- [What to do]
Output every line exactly as written. Leave out pictures.

- [Materials provided]
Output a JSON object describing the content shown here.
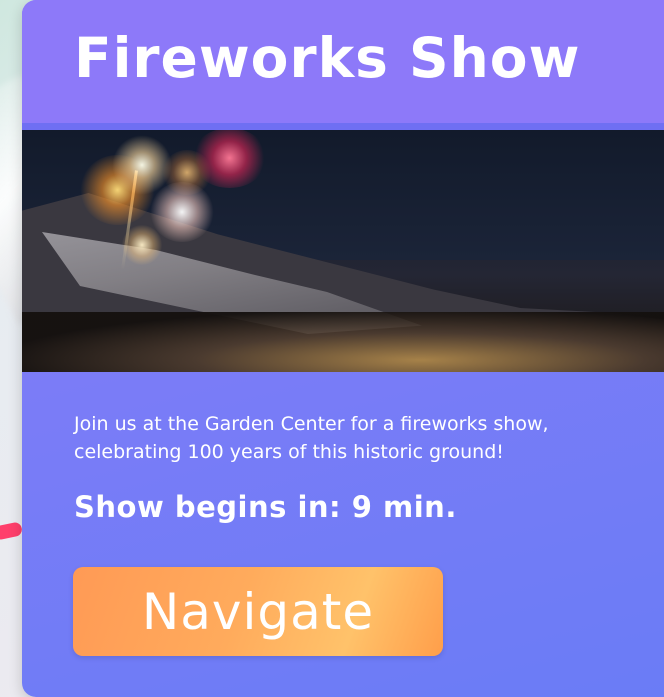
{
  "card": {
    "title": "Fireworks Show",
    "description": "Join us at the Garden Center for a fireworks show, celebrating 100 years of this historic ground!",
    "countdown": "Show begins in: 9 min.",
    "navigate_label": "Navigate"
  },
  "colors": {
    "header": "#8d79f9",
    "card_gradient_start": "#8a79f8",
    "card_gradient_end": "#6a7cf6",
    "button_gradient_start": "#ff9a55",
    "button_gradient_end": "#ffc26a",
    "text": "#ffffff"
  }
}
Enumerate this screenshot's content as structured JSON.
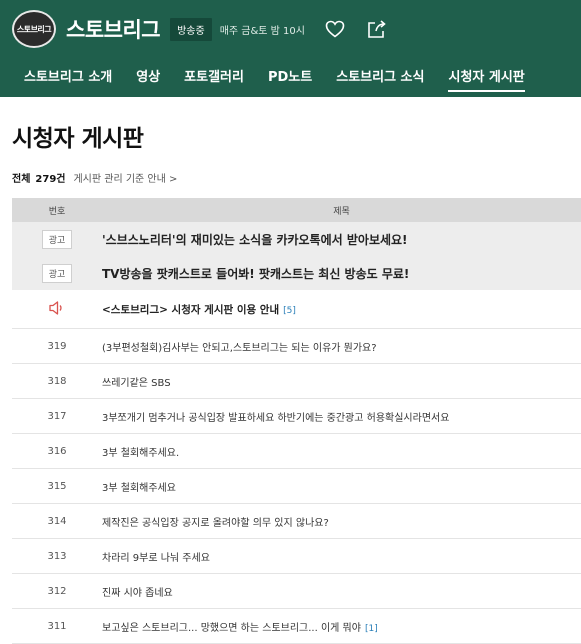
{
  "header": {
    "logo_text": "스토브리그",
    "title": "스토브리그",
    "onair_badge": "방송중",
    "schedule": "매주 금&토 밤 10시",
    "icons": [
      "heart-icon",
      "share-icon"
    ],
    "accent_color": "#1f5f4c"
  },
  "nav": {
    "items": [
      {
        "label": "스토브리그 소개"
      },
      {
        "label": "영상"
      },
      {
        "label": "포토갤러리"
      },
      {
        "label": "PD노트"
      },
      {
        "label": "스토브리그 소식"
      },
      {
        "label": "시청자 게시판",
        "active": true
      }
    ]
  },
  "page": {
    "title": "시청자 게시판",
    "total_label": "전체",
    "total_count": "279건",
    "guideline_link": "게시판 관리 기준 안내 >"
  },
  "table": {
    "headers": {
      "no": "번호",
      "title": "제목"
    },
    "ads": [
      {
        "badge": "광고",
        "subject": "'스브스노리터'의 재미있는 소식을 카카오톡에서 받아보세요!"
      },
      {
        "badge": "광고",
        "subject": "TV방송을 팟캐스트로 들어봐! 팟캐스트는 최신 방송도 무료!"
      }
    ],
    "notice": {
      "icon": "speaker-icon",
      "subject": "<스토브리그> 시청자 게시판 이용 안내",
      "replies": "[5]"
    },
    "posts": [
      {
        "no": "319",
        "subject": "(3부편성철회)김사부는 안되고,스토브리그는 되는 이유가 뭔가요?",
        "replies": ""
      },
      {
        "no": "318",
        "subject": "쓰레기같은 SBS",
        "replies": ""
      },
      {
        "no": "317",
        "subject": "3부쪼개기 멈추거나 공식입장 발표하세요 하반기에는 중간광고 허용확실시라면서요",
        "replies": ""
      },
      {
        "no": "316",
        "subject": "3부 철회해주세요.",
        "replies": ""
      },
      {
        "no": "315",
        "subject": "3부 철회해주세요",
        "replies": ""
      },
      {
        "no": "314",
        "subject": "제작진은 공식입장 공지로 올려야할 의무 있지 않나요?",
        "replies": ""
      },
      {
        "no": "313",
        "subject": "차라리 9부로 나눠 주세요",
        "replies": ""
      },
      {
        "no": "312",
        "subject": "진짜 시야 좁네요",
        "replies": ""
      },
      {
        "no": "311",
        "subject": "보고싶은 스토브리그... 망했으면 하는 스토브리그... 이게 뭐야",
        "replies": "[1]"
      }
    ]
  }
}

- [Right answer]
Output a JSON object describing the content shown here.
{
  "card": {
    "title": "Fireworks Show",
    "description": "Join us at the Garden Center for a fireworks show, celebrating 100 years of this historic ground!",
    "countdown": "Show begins in: 9 min.",
    "navigate_label": "Navigate"
  },
  "colors": {
    "header": "#8d79f9",
    "card_gradient_start": "#8a79f8",
    "card_gradient_end": "#6a7cf6",
    "button_gradient_start": "#ff9a55",
    "button_gradient_end": "#ffc26a",
    "text": "#ffffff"
  }
}
Enumerate this screenshot's content as structured JSON.
{
  "header": {
    "logo_text": "스토브리그",
    "title": "스토브리그",
    "onair_badge": "방송중",
    "schedule": "매주 금&토 밤 10시",
    "icons": [
      "heart-icon",
      "share-icon"
    ],
    "accent_color": "#1f5f4c"
  },
  "nav": {
    "items": [
      {
        "label": "스토브리그 소개"
      },
      {
        "label": "영상"
      },
      {
        "label": "포토갤러리"
      },
      {
        "label": "PD노트"
      },
      {
        "label": "스토브리그 소식"
      },
      {
        "label": "시청자 게시판",
        "active": true
      }
    ]
  },
  "page": {
    "title": "시청자 게시판",
    "total_label": "전체",
    "total_count": "279건",
    "guideline_link": "게시판 관리 기준 안내 >"
  },
  "table": {
    "headers": {
      "no": "번호",
      "title": "제목"
    },
    "ads": [
      {
        "badge": "광고",
        "subject": "'스브스노리터'의 재미있는 소식을 카카오톡에서 받아보세요!"
      },
      {
        "badge": "광고",
        "subject": "TV방송을 팟캐스트로 들어봐! 팟캐스트는 최신 방송도 무료!"
      }
    ],
    "notice": {
      "icon": "speaker-icon",
      "subject": "<스토브리그> 시청자 게시판 이용 안내",
      "replies": "[5]"
    },
    "posts": [
      {
        "no": "319",
        "subject": "(3부편성철회)김사부는 안되고,스토브리그는 되는 이유가 뭔가요?",
        "replies": ""
      },
      {
        "no": "318",
        "subject": "쓰레기같은 SBS",
        "replies": ""
      },
      {
        "no": "317",
        "subject": "3부쪼개기 멈추거나 공식입장 발표하세요 하반기에는 중간광고 허용확실시라면서요",
        "replies": ""
      },
      {
        "no": "316",
        "subject": "3부 철회해주세요.",
        "replies": ""
      },
      {
        "no": "315",
        "subject": "3부 철회해주세요",
        "replies": ""
      },
      {
        "no": "314",
        "subject": "제작진은 공식입장 공지로 올려야할 의무 있지 않나요?",
        "replies": ""
      },
      {
        "no": "313",
        "subject": "차라리 9부로 나눠 주세요",
        "replies": ""
      },
      {
        "no": "312",
        "subject": "진짜 시야 좁네요",
        "replies": ""
      },
      {
        "no": "311",
        "subject": "보고싶은 스토브리그... 망했으면 하는 스토브리그... 이게 뭐야",
        "replies": "[1]"
      }
    ]
  }
}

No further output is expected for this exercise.